[Excerpted records]
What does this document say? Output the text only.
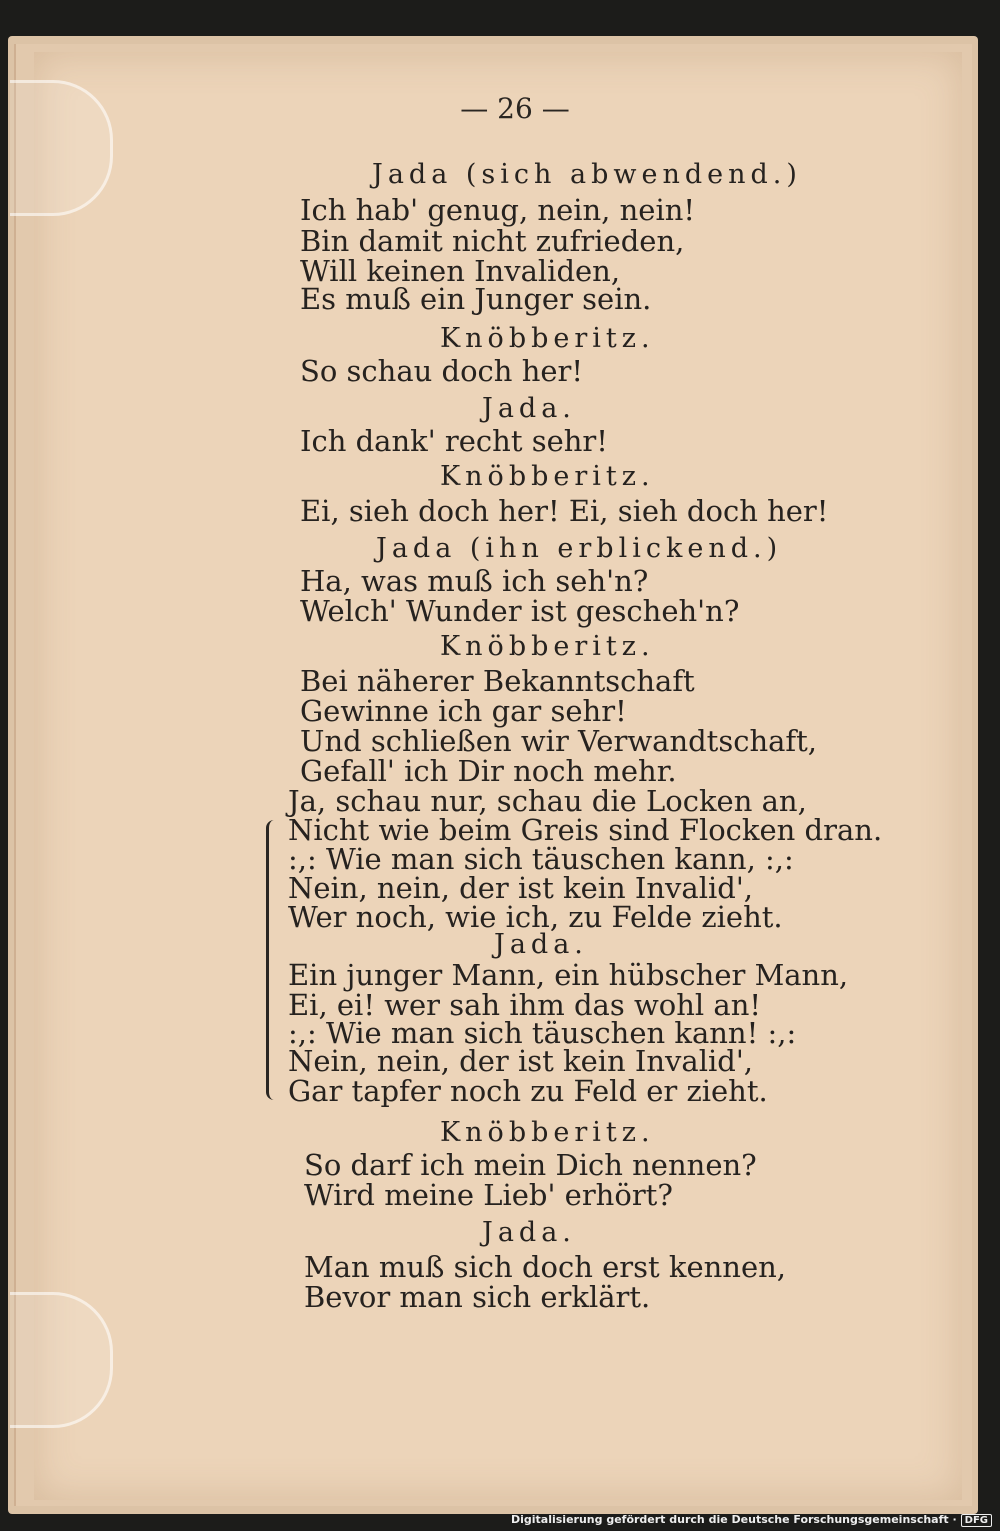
— 26 —

Jada (sich abwendend.)

Ich hab' genug, nein, nein!

Bin damit nicht zufrieden,

Will keinen Invaliden,

Es muß ein Junger sein.

Knöbberitz.

So schau doch her!

Jada.

Ich dank' recht sehr!

Knöbberitz.

Ei, sieh doch her! Ei, sieh doch her!

Jada (ihn erblickend.)

Ha, was muß ich seh'n?

Welch' Wunder ist gescheh'n?

Knöbberitz.

Bei näherer Bekanntschaft

Gewinne ich gar sehr!

Und schließen wir Verwandtschaft,

Gefall' ich Dir noch mehr.

Ja, schau nur, schau die Locken an,

Nicht wie beim Greis sind Flocken dran.

:,: Wie man sich täuschen kann, :,:

Nein, nein, der ist kein Invalid',

Wer noch, wie ich, zu Felde zieht.

Jada.

Ein junger Mann, ein hübscher Mann,

Ei, ei! wer sah ihm das wohl an!

:,: Wie man sich täuschen kann! :,:

Nein, nein, der ist kein Invalid',

Gar tapfer noch zu Feld er zieht.

Knöbberitz.

So darf ich mein Dich nennen?

Wird meine Lieb' erhört?

Jada.

Man muß sich doch erst kennen,

Bevor man sich erklärt.

Digitalisierung gefördert durch die Deutsche Forschungsgemeinschaft · DFG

[Short task] The records above must be transcribed exactly. Pictures are left out of the copy.

[Answer for the task]
What does this document say? Output the text only.
— 26 —

Jada (sich abwendend.)

Ich hab' genug, nein, nein!

Bin damit nicht zufrieden,

Will keinen Invaliden,

Es muß ein Junger sein.

Knöbberitz.

So schau doch her!

Jada.

Ich dank' recht sehr!

Knöbberitz.

Ei, sieh doch her! Ei, sieh doch her!

Jada (ihn erblickend.)

Ha, was muß ich seh'n?

Welch' Wunder ist gescheh'n?

Knöbberitz.

Bei näherer Bekanntschaft

Gewinne ich gar sehr!

Und schließen wir Verwandtschaft,

Gefall' ich Dir noch mehr.

Ja, schau nur, schau die Locken an,

Nicht wie beim Greis sind Flocken dran.

:,: Wie man sich täuschen kann, :,:

Nein, nein, der ist kein Invalid',

Wer noch, wie ich, zu Felde zieht.

Jada.

Ein junger Mann, ein hübscher Mann,

Ei, ei! wer sah ihm das wohl an!

:,: Wie man sich täuschen kann! :,:

Nein, nein, der ist kein Invalid',

Gar tapfer noch zu Feld er zieht.

Knöbberitz.

So darf ich mein Dich nennen?

Wird meine Lieb' erhört?

Jada.

Man muß sich doch erst kennen,

Bevor man sich erklärt.

Digitalisierung gefördert durch die Deutsche Forschungsgemeinschaft · DFG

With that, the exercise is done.